TASK BRIEF: Show, in full, each line of the data that contains "this".

Stored entries:
= = = =

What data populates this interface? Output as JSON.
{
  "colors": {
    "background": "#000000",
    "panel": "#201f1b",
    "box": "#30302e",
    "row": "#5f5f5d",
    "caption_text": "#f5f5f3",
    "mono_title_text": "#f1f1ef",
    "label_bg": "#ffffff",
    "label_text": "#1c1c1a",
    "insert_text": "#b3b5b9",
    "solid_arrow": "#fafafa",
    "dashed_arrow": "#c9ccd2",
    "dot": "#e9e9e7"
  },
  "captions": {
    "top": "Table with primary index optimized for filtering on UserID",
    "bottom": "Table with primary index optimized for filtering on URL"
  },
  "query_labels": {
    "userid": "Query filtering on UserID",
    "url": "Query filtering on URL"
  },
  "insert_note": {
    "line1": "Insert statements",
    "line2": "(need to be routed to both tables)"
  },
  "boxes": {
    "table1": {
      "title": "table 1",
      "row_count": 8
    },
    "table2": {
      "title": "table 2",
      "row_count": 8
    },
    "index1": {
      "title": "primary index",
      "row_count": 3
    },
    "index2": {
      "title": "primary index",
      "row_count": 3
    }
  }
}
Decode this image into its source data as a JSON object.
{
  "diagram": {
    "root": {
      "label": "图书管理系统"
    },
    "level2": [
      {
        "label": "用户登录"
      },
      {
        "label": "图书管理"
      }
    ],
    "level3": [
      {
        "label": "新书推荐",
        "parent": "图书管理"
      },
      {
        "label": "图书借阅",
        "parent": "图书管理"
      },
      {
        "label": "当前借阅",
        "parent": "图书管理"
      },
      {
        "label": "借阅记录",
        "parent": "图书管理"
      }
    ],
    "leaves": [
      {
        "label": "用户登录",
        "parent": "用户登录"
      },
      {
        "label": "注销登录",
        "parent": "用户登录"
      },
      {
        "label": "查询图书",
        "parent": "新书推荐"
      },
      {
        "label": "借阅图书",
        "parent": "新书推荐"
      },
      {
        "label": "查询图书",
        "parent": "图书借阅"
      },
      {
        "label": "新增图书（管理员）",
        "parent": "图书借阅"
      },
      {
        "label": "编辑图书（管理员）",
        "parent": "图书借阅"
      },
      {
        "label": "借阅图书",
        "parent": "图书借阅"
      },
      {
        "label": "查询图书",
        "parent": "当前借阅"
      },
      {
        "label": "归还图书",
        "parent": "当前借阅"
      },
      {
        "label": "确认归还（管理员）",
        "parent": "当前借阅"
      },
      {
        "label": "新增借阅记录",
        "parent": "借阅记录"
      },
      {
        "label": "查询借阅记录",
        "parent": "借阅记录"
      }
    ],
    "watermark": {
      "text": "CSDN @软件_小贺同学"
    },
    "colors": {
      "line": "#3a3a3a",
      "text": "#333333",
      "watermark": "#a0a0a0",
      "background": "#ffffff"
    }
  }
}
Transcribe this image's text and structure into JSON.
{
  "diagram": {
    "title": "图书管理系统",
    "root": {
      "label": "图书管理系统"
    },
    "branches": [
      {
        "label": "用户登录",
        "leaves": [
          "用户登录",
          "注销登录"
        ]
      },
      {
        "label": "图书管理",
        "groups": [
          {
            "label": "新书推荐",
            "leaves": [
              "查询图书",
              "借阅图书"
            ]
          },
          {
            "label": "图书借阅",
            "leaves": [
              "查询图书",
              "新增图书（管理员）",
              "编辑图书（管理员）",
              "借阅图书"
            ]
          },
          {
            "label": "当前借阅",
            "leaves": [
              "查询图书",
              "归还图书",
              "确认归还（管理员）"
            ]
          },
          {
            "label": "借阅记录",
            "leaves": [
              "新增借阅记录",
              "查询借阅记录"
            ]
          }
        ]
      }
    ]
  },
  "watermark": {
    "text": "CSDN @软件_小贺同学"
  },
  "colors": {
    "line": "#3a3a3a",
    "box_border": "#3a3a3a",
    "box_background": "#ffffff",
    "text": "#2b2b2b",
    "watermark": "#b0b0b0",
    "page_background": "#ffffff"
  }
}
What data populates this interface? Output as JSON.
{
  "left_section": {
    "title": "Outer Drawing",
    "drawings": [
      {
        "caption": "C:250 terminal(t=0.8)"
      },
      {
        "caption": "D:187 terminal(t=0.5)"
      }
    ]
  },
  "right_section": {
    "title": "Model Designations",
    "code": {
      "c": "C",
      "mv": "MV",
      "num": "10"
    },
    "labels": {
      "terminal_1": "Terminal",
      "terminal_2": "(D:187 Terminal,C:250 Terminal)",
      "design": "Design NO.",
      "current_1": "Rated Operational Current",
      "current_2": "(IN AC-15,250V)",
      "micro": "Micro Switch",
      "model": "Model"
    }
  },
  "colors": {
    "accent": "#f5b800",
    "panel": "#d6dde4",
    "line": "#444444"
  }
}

= = = =

RESPONSE TO THE TASK:
What data populates this interface? Output as JSON.
Decode this image into its source data as a JSON object.
Transcribe this image's text and structure into JSON.
What data populates this interface? Output as JSON.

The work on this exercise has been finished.